▶ DIRECTIONS FOR THIS TASK:
Restate the complete material exactly.

▶ EXTRACTED MATERIAL:
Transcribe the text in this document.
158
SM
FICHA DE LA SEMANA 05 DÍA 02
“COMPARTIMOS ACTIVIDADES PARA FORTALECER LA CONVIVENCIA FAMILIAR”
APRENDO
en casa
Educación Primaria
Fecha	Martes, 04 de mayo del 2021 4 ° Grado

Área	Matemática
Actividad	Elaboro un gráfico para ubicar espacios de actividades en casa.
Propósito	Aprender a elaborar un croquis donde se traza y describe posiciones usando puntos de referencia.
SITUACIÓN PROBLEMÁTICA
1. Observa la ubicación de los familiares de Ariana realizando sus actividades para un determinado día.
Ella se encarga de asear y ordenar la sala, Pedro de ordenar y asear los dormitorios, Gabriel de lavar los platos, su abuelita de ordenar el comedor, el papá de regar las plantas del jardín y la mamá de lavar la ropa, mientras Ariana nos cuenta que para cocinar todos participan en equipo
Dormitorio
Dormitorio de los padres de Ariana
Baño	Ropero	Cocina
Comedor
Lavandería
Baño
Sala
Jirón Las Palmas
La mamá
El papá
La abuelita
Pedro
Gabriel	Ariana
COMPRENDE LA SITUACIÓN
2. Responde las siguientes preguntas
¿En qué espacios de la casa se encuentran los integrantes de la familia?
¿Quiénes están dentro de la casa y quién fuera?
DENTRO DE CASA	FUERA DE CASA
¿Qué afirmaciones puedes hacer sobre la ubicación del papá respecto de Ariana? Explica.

▶ ANSWER TO THIS PROBLEM:
Transcribe the text in this document.
158
SM
FICHA DE LA SEMANA 05 DÍA 02
“COMPARTIMOS ACTIVIDADES PARA FORTALECER LA CONVIVENCIA FAMILIAR”
APRENDO
en casa
Educación Primaria
Fecha	Martes, 04 de mayo del 2021 4 ° Grado

Área	Matemática
Actividad	Elaboro un gráfico para ubicar espacios de actividades en casa.
Propósito	Aprender a elaborar un croquis donde se traza y describe posiciones usando puntos de referencia.
SITUACIÓN PROBLEMÁTICA
1. Observa la ubicación de los familiares de Ariana realizando sus actividades para un determinado día.
Ella se encarga de asear y ordenar la sala, Pedro de ordenar y asear los dormitorios, Gabriel de lavar los platos, su abuelita de ordenar el comedor, el papá de regar las plantas del jardín y la mamá de lavar la ropa, mientras Ariana nos cuenta que para cocinar todos participan en equipo
Dormitorio
Dormitorio de los padres de Ariana
Baño	Ropero	Cocina
Comedor
Lavandería
Baño
Sala
Jirón Las Palmas
La mamá
El papá
La abuelita
Pedro
Gabriel	Ariana
COMPRENDE LA SITUACIÓN
2. Responde las siguientes preguntas
¿En qué espacios de la casa se encuentran los integrantes de la familia?
¿Quiénes están dentro de la casa y quién fuera?
DENTRO DE CASA	FUERA DE CASA
¿Qué afirmaciones puedes hacer sobre la ubicación del papá respecto de Ariana? Explica.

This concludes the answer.